● MATERIAL SHOWN
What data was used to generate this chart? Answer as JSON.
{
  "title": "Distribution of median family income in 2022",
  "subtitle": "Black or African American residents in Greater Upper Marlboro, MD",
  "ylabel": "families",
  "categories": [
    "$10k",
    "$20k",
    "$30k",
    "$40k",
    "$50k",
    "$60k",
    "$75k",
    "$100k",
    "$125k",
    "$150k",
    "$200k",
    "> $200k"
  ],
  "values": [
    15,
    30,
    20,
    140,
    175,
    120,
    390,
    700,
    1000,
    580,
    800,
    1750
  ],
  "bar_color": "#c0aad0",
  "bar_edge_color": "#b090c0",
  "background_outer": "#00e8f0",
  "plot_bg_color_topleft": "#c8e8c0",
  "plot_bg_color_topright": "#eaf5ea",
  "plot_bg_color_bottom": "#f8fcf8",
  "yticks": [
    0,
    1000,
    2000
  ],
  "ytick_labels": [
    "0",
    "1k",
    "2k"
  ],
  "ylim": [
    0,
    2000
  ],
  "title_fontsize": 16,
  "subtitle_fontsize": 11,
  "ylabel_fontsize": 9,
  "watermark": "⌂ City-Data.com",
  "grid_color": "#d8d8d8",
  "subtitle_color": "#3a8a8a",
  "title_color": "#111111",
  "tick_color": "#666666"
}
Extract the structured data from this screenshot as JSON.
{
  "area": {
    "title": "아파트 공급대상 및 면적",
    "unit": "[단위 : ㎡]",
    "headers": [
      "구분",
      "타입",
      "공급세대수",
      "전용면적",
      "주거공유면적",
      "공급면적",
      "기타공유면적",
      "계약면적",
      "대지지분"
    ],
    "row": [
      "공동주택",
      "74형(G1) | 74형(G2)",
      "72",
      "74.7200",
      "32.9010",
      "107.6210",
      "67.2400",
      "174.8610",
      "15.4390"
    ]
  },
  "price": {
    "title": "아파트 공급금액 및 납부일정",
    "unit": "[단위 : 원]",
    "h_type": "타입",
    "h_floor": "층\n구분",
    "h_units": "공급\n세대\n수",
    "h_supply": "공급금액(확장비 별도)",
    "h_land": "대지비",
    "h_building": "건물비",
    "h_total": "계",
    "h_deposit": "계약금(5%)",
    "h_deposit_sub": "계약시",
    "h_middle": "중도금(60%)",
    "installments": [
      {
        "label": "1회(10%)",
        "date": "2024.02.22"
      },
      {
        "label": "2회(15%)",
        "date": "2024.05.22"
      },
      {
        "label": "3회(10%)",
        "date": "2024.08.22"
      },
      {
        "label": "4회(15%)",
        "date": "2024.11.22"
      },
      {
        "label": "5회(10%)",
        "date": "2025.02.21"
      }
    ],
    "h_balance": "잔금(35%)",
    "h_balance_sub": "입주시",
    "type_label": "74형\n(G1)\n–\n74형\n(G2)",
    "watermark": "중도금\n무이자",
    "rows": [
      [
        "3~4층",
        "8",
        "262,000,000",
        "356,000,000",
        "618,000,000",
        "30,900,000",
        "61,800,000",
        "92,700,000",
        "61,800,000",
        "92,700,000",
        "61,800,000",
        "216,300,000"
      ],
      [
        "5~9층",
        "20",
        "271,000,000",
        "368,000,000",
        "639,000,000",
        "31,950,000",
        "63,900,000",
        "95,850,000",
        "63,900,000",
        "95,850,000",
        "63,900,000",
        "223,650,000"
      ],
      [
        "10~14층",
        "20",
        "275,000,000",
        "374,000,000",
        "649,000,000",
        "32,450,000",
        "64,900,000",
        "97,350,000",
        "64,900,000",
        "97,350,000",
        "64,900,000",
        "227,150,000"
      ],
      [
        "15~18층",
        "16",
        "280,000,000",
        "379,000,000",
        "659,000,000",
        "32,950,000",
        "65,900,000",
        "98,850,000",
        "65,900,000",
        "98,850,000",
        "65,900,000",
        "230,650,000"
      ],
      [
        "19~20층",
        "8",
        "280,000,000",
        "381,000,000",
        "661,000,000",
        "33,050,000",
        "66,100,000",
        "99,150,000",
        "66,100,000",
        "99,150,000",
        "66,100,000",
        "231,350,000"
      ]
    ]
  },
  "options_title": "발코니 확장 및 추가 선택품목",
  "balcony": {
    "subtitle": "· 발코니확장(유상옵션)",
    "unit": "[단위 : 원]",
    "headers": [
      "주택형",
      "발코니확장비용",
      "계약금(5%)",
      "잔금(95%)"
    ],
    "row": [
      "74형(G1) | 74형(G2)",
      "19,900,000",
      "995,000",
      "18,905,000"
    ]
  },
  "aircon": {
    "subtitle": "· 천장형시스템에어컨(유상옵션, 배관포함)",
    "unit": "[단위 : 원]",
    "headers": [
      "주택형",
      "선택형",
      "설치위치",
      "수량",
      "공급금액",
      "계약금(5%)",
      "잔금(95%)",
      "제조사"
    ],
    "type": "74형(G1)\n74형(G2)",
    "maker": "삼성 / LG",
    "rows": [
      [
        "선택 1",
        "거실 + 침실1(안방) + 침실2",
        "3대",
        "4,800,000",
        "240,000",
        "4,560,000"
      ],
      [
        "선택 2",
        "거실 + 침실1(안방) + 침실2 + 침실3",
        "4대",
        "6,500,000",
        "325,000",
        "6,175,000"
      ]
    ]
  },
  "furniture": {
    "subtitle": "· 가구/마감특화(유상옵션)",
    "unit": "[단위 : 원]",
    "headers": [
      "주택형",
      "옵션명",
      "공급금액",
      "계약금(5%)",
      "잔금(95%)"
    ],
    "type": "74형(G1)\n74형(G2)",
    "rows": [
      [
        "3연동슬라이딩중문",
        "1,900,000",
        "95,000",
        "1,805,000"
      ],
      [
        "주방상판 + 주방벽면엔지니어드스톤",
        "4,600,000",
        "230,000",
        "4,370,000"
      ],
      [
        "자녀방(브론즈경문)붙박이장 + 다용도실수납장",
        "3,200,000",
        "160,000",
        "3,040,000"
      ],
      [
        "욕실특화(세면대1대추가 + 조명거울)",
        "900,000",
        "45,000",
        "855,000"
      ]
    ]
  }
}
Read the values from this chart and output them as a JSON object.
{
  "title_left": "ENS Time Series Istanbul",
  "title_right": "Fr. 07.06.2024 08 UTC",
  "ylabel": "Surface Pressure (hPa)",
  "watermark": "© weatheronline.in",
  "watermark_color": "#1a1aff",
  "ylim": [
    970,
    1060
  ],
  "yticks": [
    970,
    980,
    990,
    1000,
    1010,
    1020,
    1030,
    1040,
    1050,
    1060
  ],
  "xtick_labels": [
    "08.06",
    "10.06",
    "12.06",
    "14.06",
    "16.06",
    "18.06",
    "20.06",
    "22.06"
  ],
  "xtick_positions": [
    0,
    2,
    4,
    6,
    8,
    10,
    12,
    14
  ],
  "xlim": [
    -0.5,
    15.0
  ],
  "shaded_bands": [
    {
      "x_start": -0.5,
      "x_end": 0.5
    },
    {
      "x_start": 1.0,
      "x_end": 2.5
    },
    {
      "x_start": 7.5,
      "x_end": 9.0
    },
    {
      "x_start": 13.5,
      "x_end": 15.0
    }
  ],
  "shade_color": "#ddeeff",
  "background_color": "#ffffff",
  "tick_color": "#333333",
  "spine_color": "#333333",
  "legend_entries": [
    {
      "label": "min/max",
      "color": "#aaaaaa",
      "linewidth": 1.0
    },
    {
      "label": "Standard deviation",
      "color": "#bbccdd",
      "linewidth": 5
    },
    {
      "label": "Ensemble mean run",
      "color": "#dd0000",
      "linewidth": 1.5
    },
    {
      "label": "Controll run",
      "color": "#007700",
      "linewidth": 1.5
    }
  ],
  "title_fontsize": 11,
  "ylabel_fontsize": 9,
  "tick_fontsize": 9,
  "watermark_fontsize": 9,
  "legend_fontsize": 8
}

● TASK
Output the records exactly, including every line.

● TASK ANSWER
What data was used to generate this chart? Answer as JSON.
{
  "title": "Distribution of median family income in 2022",
  "subtitle": "Black or African American residents in Greater Upper Marlboro, MD",
  "ylabel": "families",
  "categories": [
    "$10k",
    "$20k",
    "$30k",
    "$40k",
    "$50k",
    "$60k",
    "$75k",
    "$100k",
    "$125k",
    "$150k",
    "$200k",
    "> $200k"
  ],
  "values": [
    15,
    30,
    20,
    140,
    175,
    120,
    390,
    700,
    1000,
    580,
    800,
    1750
  ],
  "bar_color": "#c0aad0",
  "bar_edge_color": "#b090c0",
  "background_outer": "#00e8f0",
  "plot_bg_color_topleft": "#c8e8c0",
  "plot_bg_color_topright": "#eaf5ea",
  "plot_bg_color_bottom": "#f8fcf8",
  "yticks": [
    0,
    1000,
    2000
  ],
  "ytick_labels": [
    "0",
    "1k",
    "2k"
  ],
  "ylim": [
    0,
    2000
  ],
  "title_fontsize": 16,
  "subtitle_fontsize": 11,
  "ylabel_fontsize": 9,
  "watermark": "⌂ City-Data.com",
  "grid_color": "#d8d8d8",
  "subtitle_color": "#3a8a8a",
  "title_color": "#111111",
  "tick_color": "#666666"
}
Extract the structured data from this screenshot as JSON.
{
  "area": {
    "title": "아파트 공급대상 및 면적",
    "unit": "[단위 : ㎡]",
    "headers": [
      "구분",
      "타입",
      "공급세대수",
      "전용면적",
      "주거공유면적",
      "공급면적",
      "기타공유면적",
      "계약면적",
      "대지지분"
    ],
    "row": [
      "공동주택",
      "74형(G1) | 74형(G2)",
      "72",
      "74.7200",
      "32.9010",
      "107.6210",
      "67.2400",
      "174.8610",
      "15.4390"
    ]
  },
  "price": {
    "title": "아파트 공급금액 및 납부일정",
    "unit": "[단위 : 원]",
    "h_type": "타입",
    "h_floor": "층\n구분",
    "h_units": "공급\n세대\n수",
    "h_supply": "공급금액(확장비 별도)",
    "h_land": "대지비",
    "h_building": "건물비",
    "h_total": "계",
    "h_deposit": "계약금(5%)",
    "h_deposit_sub": "계약시",
    "h_middle": "중도금(60%)",
    "installments": [
      {
        "label": "1회(10%)",
        "date": "2024.02.22"
      },
      {
        "label": "2회(15%)",
        "date": "2024.05.22"
      },
      {
        "label": "3회(10%)",
        "date": "2024.08.22"
      },
      {
        "label": "4회(15%)",
        "date": "2024.11.22"
      },
      {
        "label": "5회(10%)",
        "date": "2025.02.21"
      }
    ],
    "h_balance": "잔금(35%)",
    "h_balance_sub": "입주시",
    "type_label": "74형\n(G1)\n–\n74형\n(G2)",
    "watermark": "중도금\n무이자",
    "rows": [
      [
        "3~4층",
        "8",
        "262,000,000",
        "356,000,000",
        "618,000,000",
        "30,900,000",
        "61,800,000",
        "92,700,000",
        "61,800,000",
        "92,700,000",
        "61,800,000",
        "216,300,000"
      ],
      [
        "5~9층",
        "20",
        "271,000,000",
        "368,000,000",
        "639,000,000",
        "31,950,000",
        "63,900,000",
        "95,850,000",
        "63,900,000",
        "95,850,000",
        "63,900,000",
        "223,650,000"
      ],
      [
        "10~14층",
        "20",
        "275,000,000",
        "374,000,000",
        "649,000,000",
        "32,450,000",
        "64,900,000",
        "97,350,000",
        "64,900,000",
        "97,350,000",
        "64,900,000",
        "227,150,000"
      ],
      [
        "15~18층",
        "16",
        "280,000,000",
        "379,000,000",
        "659,000,000",
        "32,950,000",
        "65,900,000",
        "98,850,000",
        "65,900,000",
        "98,850,000",
        "65,900,000",
        "230,650,000"
      ],
      [
        "19~20층",
        "8",
        "280,000,000",
        "381,000,000",
        "661,000,000",
        "33,050,000",
        "66,100,000",
        "99,150,000",
        "66,100,000",
        "99,150,000",
        "66,100,000",
        "231,350,000"
      ]
    ]
  },
  "options_title": "발코니 확장 및 추가 선택품목",
  "balcony": {
    "subtitle": "· 발코니확장(유상옵션)",
    "unit": "[단위 : 원]",
    "headers": [
      "주택형",
      "발코니확장비용",
      "계약금(5%)",
      "잔금(95%)"
    ],
    "row": [
      "74형(G1) | 74형(G2)",
      "19,900,000",
      "995,000",
      "18,905,000"
    ]
  },
  "aircon": {
    "subtitle": "· 천장형시스템에어컨(유상옵션, 배관포함)",
    "unit": "[단위 : 원]",
    "headers": [
      "주택형",
      "선택형",
      "설치위치",
      "수량",
      "공급금액",
      "계약금(5%)",
      "잔금(95%)",
      "제조사"
    ],
    "type": "74형(G1)\n74형(G2)",
    "maker": "삼성 / LG",
    "rows": [
      [
        "선택 1",
        "거실 + 침실1(안방) + 침실2",
        "3대",
        "4,800,000",
        "240,000",
        "4,560,000"
      ],
      [
        "선택 2",
        "거실 + 침실1(안방) + 침실2 + 침실3",
        "4대",
        "6,500,000",
        "325,000",
        "6,175,000"
      ]
    ]
  },
  "furniture": {
    "subtitle": "· 가구/마감특화(유상옵션)",
    "unit": "[단위 : 원]",
    "headers": [
      "주택형",
      "옵션명",
      "공급금액",
      "계약금(5%)",
      "잔금(95%)"
    ],
    "type": "74형(G1)\n74형(G2)",
    "rows": [
      [
        "3연동슬라이딩중문",
        "1,900,000",
        "95,000",
        "1,805,000"
      ],
      [
        "주방상판 + 주방벽면엔지니어드스톤",
        "4,600,000",
        "230,000",
        "4,370,000"
      ],
      [
        "자녀방(브론즈경문)붙박이장 + 다용도실수납장",
        "3,200,000",
        "160,000",
        "3,040,000"
      ],
      [
        "욕실특화(세면대1대추가 + 조명거울)",
        "900,000",
        "45,000",
        "855,000"
      ]
    ]
  }
}
Read the values from this chart and output them as a JSON object.
{
  "title_left": "ENS Time Series Istanbul",
  "title_right": "Fr. 07.06.2024 08 UTC",
  "ylabel": "Surface Pressure (hPa)",
  "watermark": "© weatheronline.in",
  "watermark_color": "#1a1aff",
  "ylim": [
    970,
    1060
  ],
  "yticks": [
    970,
    980,
    990,
    1000,
    1010,
    1020,
    1030,
    1040,
    1050,
    1060
  ],
  "xtick_labels": [
    "08.06",
    "10.06",
    "12.06",
    "14.06",
    "16.06",
    "18.06",
    "20.06",
    "22.06"
  ],
  "xtick_positions": [
    0,
    2,
    4,
    6,
    8,
    10,
    12,
    14
  ],
  "xlim": [
    -0.5,
    15.0
  ],
  "shaded_bands": [
    {
      "x_start": -0.5,
      "x_end": 0.5
    },
    {
      "x_start": 1.0,
      "x_end": 2.5
    },
    {
      "x_start": 7.5,
      "x_end": 9.0
    },
    {
      "x_start": 13.5,
      "x_end": 15.0
    }
  ],
  "shade_color": "#ddeeff",
  "background_color": "#ffffff",
  "tick_color": "#333333",
  "spine_color": "#333333",
  "legend_entries": [
    {
      "label": "min/max",
      "color": "#aaaaaa",
      "linewidth": 1.0
    },
    {
      "label": "Standard deviation",
      "color": "#bbccdd",
      "linewidth": 5
    },
    {
      "label": "Ensemble mean run",
      "color": "#dd0000",
      "linewidth": 1.5
    },
    {
      "label": "Controll run",
      "color": "#007700",
      "linewidth": 1.5
    }
  ],
  "title_fontsize": 11,
  "ylabel_fontsize": 9,
  "tick_fontsize": 9,
  "watermark_fontsize": 9,
  "legend_fontsize": 8
}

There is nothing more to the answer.